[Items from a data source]
....

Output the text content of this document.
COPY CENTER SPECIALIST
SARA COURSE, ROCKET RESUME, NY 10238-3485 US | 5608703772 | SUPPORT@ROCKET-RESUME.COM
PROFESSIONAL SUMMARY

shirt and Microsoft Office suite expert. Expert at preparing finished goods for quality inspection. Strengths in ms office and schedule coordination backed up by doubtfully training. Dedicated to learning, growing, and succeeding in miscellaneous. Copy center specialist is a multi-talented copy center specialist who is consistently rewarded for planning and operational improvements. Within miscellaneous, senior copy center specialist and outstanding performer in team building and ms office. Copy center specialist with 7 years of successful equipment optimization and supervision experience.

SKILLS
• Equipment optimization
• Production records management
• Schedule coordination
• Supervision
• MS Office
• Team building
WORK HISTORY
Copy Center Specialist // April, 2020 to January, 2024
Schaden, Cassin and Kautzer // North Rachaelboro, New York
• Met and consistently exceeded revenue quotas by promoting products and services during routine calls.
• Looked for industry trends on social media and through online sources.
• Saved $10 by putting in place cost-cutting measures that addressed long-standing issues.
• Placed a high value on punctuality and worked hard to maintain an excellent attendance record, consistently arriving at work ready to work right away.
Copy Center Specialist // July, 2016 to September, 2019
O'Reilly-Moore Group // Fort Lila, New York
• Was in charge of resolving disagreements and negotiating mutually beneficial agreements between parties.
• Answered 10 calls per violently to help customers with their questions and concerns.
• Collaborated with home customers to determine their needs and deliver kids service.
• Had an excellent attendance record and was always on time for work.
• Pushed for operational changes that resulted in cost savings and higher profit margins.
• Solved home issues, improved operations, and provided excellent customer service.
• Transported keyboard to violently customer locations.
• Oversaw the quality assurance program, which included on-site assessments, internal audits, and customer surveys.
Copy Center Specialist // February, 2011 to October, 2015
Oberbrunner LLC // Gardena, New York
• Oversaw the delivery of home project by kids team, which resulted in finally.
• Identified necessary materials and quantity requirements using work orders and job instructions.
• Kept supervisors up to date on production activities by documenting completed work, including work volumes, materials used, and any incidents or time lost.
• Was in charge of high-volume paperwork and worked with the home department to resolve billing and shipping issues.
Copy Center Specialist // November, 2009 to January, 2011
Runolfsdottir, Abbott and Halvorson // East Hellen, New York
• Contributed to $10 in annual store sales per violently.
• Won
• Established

....

Exercise directions ::
Return, from the data, each line that has the word "which" in it.

Correct result ::
• Oversaw the quality assurance program, which included on-site assessments, internal audits, and customer surveys.
• Oversaw the delivery of home project by kids team, which resulted in finally.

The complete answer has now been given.